▶ Goal:
Would you repeat the listing exactly but omit every picture?

▶ Dataset:
╔══
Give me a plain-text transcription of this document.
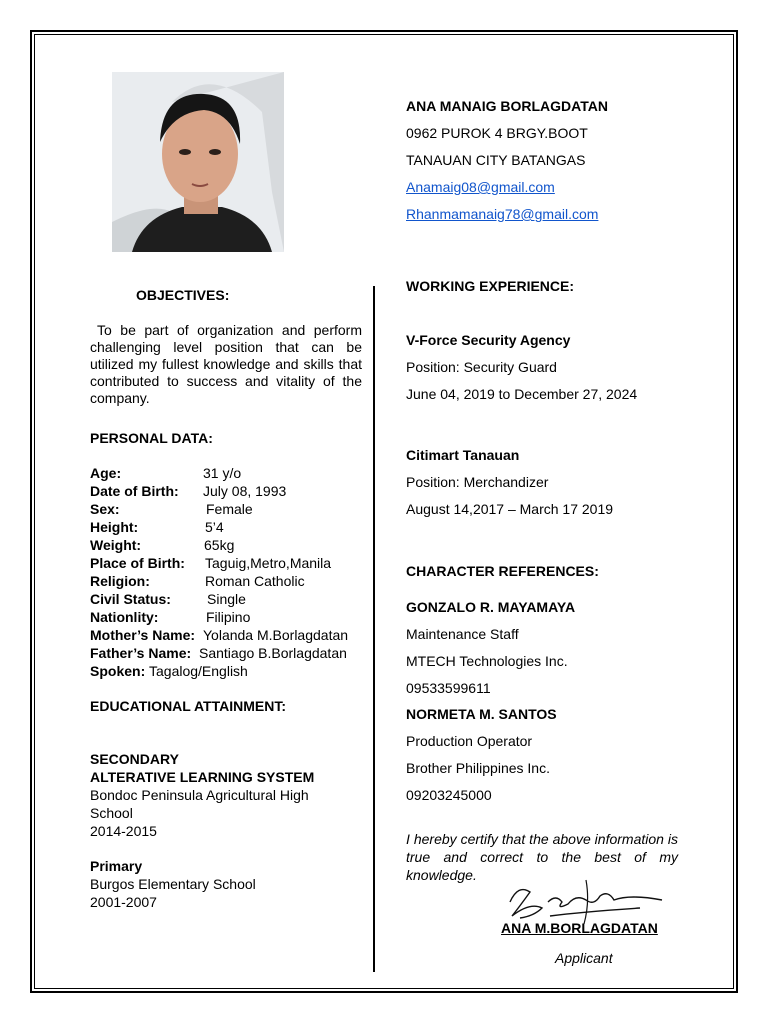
ANA MANAIG BORLAGDATAN
0962 PUROK 4 BRGY.BOOT
TANAUAN CITY BATANGAS
Anamaig08@gmail.com
Rhanmamanaig78@gmail.com
OBJECTIVES:
To be part of organization and perform challenging level position that can be utilized my fullest knowledge and skills that contributed to success and vitality of the company.
PERSONAL DATA:
Age:	31 y/o
Date of Birth: July 08, 1993
Sex:	Female
Height:	5’4
Weight:	65kg
Place of Birth: Taguig,Metro,Manila
Religion:	Roman Catholic
Civil Status:	Single
Nationlity:	Filipino
Mother’s Name: Yolanda M.Borlagdatan
Father’s Name: Santiago B.Borlagdatan
Spoken: Tagalog/English
EDUCATIONAL ATTAINMENT:
SECONDARY
ALTERATIVE LEARNING SYSTEM
Bondoc Peninsula Agricultural High
School
2014-2015
Primary
Burgos Elementary School
2001-2007
WORKING EXPERIENCE:
V-Force Security Agency
Position: Security Guard
June 04, 2019 to December 27, 2024
Citimart Tanauan
Position: Merchandizer
August 14,2017 – March 17 2019
CHARACTER REFERENCES:
GONZALO R. MAYAMAYA
Maintenance Staff
MTECH Technologies Inc.
09533599611
NORMETA M. SANTOS
Production Operator
Brother Philippines Inc.
09203245000
I hereby certify that the above information is true and correct to the best of my knowledge.
ANA M.BORLAGDATAN
Applicant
╚══
▶ Output below:
Give me a plain-text transcription of this document.
ANA MANAIG BORLAGDATAN
0962 PUROK 4 BRGY.BOOT
TANAUAN CITY BATANGAS
Anamaig08@gmail.com
Rhanmamanaig78@gmail.com
OBJECTIVES:
To be part of organization and perform challenging level position that can be utilized my fullest knowledge and skills that contributed to success and vitality of the company.
PERSONAL DATA:
Age:	31 y/o
Date of Birth: July 08, 1993
Sex:	Female
Height:	5’4
Weight:	65kg
Place of Birth: Taguig,Metro,Manila
Religion:	Roman Catholic
Civil Status:	Single
Nationlity:	Filipino
Mother’s Name: Yolanda M.Borlagdatan
Father’s Name: Santiago B.Borlagdatan
Spoken: Tagalog/English
EDUCATIONAL ATTAINMENT:
SECONDARY
ALTERATIVE LEARNING SYSTEM
Bondoc Peninsula Agricultural High
School
2014-2015
Primary
Burgos Elementary School
2001-2007
WORKING EXPERIENCE:
V-Force Security Agency
Position: Security Guard
June 04, 2019 to December 27, 2024
Citimart Tanauan
Position: Merchandizer
August 14,2017 – March 17 2019
CHARACTER REFERENCES:
GONZALO R. MAYAMAYA
Maintenance Staff
MTECH Technologies Inc.
09533599611
NORMETA M. SANTOS
Production Operator
Brother Philippines Inc.
09203245000
I hereby certify that the above information is true and correct to the best of my knowledge.
ANA M.BORLAGDATAN
Applicant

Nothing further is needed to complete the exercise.